The initiation of the new Afghanistan disinformation campaign by the administration is not out of any concern for the casualties and destruction from the American coalition bombs which have rained down incessantly on Afghan communities and killed civilians at a rate rivaled only the sum of all of the attacks by those we label 'terrorists', but a proprietary desire to further cajole and intimidate the population there into surrendering to their oppressive military authority.

It was in December 2005 that the stories surfaced of the Rumsfeld Pentagon's Lincoln Group, a Washington-based public relations firm, which was being paid by the Pentagon to compliment their effort to bribe Iraqi journalists into writing favorable stories about the occupation. In fact, the NYT pointed out that the Government Accountability Office had found that year that, despite the legality in America of spreading propaganda outside of the U.S. "the Bush administration had violated the law by producing pseudo news reports that were later used on American television stations with no indication that they had been prepared by the government."

The administration and the Pentagon have apparently been able to carry on their propaganda enterprise with impunity, despite the "chilling" scrutiny. It was revealed by the AP, during the time of the first revelations, that an internal memo had surfaced from Dorrance Smith, assistant defense secretary for public affairs, about her new efforts to organize and manage an office within the Pentagon which would provide U.S. propaganda on Iraq 24-hour-a-day, seven-day-a-week to coincide with the anticipated release of Petraeus' Iraq progress report last September.

This time, in Afghanistan, the Pentagon and their Lincoln Group propagandists will be working to convince citizens in Afghanistan that American bombs which are killing their neighbors, families, and friends are necessary and that resistant violence is futile. But, Afghans know too well about the death and destruction they've suffered as they stand in the way of the American takeover and installation of Karsai's compliant regime. It's not likely that they will see the American's aggression as any less devastating than they view violence they've suffered from those resisting the U.S. takeover.

According to the UN, 698 civilians were killed in the first six months of 2008, compared with 430 in the same period last year. The UN report said nearly two-thirds of the deaths this year resulted from actions by the Taliban and other insurgents. The remainder were attributed to actions by Afghan government, American or allied forces as a result of their stepped-up air assaults on the population there.

The increase in civilian deaths in Afghanistan has been openly protested several times by the man we've installed to run Kabul. The deaths of civilians in the fighting have also been a big problem, Karsai said in April of this year.

SET TASKS:
1. Repeat a portion of the passage on Pentagon propaganda word for word, beginning at the words "The administration and" and ending after the words "report last September.".
2. According to the passage on Pentagon propaganda, how many civilians did the UN report as killed in Afghanistan in the first six months of 2008?

[Spatial layout entries]
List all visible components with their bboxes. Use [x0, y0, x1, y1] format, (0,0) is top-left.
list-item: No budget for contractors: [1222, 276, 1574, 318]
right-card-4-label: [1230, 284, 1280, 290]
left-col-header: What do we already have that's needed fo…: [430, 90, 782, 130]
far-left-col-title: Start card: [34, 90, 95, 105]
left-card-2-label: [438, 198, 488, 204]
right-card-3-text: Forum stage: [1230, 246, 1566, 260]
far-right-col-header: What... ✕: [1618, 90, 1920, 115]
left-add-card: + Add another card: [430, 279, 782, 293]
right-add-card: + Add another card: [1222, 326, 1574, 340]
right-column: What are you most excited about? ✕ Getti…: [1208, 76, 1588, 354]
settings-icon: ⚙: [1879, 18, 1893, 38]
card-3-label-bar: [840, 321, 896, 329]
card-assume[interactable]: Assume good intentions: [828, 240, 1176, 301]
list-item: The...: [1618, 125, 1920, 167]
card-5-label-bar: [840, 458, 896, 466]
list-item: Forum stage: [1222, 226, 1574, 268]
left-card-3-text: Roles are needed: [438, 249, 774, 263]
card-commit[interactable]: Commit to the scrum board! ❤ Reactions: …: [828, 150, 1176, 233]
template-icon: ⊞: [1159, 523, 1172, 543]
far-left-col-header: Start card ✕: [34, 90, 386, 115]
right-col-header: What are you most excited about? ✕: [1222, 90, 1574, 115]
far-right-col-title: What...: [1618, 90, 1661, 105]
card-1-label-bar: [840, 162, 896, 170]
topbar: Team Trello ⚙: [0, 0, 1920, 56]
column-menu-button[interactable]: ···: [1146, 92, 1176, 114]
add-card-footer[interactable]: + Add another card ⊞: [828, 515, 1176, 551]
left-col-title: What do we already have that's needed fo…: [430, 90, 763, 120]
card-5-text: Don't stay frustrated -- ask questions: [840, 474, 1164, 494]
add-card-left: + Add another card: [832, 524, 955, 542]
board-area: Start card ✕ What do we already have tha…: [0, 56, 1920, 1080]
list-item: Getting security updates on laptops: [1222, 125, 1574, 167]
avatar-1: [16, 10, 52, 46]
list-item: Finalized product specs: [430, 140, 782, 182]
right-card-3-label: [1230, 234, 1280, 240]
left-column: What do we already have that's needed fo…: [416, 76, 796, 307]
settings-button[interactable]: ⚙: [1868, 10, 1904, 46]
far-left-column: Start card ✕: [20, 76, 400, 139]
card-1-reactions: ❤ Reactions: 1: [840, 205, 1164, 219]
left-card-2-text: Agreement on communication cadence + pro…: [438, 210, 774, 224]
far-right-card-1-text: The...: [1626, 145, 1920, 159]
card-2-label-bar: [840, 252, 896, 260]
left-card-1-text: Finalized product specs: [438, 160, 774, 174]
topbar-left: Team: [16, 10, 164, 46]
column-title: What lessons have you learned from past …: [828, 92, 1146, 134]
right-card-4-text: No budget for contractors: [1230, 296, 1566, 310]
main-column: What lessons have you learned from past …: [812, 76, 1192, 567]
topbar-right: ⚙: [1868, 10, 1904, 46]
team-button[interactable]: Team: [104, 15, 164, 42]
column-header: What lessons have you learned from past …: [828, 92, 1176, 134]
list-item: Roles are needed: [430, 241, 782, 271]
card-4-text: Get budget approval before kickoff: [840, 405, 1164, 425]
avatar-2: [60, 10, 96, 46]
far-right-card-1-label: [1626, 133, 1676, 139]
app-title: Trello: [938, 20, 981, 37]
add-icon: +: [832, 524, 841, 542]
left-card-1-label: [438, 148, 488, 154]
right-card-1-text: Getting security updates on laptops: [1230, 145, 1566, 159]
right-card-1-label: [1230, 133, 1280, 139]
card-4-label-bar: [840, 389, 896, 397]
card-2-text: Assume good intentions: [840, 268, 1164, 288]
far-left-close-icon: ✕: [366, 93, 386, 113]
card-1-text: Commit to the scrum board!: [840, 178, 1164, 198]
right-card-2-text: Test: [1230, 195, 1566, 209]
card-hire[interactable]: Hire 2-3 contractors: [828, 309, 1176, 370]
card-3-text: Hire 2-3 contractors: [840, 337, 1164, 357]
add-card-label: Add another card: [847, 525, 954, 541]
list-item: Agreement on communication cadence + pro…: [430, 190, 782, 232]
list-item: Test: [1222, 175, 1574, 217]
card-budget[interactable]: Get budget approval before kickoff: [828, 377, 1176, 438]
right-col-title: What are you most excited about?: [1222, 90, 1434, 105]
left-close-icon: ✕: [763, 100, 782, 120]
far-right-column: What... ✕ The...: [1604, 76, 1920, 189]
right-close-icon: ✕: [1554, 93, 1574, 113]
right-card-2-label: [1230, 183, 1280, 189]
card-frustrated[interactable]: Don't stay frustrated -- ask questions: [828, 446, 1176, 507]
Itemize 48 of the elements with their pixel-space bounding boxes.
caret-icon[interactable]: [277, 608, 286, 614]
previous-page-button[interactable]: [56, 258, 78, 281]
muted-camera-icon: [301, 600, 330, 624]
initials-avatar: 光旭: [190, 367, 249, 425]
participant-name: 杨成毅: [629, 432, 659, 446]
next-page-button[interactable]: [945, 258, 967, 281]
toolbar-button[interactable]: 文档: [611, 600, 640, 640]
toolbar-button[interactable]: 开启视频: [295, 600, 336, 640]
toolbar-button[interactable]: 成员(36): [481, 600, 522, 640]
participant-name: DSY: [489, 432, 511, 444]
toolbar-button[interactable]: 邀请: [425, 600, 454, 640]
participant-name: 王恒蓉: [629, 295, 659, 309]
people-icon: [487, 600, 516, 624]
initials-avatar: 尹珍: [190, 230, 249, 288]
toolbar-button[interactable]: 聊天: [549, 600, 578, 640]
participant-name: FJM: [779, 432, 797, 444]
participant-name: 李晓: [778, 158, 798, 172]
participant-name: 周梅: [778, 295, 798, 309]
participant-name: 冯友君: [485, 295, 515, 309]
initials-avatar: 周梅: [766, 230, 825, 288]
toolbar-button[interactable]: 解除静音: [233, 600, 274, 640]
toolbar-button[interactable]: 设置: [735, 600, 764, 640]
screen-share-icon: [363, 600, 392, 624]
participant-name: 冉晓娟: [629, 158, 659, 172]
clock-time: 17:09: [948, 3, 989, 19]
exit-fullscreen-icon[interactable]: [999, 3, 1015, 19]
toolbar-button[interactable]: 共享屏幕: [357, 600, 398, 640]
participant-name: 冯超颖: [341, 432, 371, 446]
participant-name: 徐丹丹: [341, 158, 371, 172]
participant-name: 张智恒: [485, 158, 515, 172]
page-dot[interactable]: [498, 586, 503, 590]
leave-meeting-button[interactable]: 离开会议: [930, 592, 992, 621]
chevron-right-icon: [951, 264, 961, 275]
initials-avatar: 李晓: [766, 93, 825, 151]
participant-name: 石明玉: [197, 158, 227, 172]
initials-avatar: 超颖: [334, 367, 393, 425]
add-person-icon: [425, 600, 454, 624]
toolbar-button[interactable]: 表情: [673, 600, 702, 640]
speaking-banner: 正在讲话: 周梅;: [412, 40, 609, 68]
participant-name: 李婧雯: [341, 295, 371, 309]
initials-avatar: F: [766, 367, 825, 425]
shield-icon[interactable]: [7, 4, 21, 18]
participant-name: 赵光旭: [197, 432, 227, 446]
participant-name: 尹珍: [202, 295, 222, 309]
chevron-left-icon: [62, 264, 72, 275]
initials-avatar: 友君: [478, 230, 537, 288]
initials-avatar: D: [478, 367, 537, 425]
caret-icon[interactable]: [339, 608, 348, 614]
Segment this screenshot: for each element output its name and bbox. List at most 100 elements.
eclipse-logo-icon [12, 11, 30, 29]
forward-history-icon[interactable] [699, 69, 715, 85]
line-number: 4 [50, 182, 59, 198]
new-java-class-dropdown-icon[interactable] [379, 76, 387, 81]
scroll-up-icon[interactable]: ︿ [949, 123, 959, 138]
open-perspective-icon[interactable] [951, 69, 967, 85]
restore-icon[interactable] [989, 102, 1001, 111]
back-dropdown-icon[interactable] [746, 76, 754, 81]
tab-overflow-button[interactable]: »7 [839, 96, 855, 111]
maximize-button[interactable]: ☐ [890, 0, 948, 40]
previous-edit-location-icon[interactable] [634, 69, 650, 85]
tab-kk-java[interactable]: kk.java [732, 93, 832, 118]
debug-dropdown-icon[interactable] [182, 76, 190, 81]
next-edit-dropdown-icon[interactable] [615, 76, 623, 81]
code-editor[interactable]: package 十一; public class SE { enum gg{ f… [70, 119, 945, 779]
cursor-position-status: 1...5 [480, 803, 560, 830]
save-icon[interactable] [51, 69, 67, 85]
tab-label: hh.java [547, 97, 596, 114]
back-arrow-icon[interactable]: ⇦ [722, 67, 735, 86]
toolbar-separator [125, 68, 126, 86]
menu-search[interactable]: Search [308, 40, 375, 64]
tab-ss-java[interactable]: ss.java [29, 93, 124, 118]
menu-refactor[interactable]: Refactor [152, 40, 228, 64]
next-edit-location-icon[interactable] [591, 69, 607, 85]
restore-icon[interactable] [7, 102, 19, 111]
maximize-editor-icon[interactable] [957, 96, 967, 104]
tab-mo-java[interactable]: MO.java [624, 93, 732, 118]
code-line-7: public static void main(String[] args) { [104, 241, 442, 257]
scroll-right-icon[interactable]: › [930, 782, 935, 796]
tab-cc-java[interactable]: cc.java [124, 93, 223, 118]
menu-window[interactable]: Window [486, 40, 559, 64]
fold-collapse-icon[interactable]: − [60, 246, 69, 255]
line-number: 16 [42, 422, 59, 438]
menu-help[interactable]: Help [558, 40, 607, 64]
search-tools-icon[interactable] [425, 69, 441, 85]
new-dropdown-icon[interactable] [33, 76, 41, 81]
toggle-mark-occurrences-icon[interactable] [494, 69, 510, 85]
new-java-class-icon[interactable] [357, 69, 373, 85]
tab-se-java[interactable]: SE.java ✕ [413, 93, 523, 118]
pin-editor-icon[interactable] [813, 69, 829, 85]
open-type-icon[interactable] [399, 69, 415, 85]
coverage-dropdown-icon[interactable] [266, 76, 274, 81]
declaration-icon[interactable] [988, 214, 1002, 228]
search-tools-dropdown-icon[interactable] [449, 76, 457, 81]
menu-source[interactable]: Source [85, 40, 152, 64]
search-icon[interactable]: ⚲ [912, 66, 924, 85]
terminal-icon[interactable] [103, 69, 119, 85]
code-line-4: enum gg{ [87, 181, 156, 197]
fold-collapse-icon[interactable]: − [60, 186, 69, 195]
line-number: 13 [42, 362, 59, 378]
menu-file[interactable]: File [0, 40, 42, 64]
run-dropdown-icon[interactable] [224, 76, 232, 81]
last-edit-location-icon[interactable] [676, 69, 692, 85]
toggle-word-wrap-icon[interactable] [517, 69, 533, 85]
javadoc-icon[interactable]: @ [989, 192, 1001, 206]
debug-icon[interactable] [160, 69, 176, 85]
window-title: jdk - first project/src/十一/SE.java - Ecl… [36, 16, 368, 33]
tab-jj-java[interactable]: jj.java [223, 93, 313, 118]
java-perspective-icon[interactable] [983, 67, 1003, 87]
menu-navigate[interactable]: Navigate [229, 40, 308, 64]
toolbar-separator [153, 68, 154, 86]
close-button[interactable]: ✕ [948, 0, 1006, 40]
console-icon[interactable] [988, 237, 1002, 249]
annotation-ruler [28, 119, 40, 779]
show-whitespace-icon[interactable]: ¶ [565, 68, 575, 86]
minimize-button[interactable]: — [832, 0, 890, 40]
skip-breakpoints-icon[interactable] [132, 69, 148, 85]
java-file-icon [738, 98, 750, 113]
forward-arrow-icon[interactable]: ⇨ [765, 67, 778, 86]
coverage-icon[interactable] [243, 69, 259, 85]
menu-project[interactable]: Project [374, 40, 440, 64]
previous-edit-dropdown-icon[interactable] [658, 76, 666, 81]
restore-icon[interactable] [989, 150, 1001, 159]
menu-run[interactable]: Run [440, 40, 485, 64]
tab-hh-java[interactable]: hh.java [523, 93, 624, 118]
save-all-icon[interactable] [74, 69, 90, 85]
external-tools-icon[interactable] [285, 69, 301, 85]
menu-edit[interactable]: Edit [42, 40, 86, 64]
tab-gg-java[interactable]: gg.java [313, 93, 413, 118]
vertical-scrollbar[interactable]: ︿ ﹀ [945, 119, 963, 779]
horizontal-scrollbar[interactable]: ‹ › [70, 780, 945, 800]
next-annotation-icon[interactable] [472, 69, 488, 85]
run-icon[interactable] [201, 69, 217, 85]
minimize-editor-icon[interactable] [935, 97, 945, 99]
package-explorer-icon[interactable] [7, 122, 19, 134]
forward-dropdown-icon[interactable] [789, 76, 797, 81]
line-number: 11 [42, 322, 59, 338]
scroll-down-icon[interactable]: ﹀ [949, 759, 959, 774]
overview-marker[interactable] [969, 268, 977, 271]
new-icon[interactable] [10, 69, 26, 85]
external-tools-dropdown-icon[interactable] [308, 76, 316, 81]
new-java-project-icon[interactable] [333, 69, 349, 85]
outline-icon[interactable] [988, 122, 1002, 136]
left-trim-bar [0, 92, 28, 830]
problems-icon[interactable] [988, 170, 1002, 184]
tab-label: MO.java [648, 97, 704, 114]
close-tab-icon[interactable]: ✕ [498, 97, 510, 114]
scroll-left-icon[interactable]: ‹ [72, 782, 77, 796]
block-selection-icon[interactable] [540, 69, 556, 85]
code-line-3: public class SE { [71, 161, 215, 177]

RESULTS:
1.
The administration and the Pentagon have apparently been able to carry on their propaganda enterprise with impunity, despite the "chilling" scrutiny. It was revealed by the AP, during the time of the first revelations, that an internal memo had surfaced from Dorrance Smith, assistant defense secretary for public affairs, about her new efforts to organize and manage an office within the Pentagon which would provide U.S. propaganda on Iraq 24-hour-a-day, seven-day-a-week to coincide with the anticipated release of Petraeus' Iraq progress report last September.

2. 698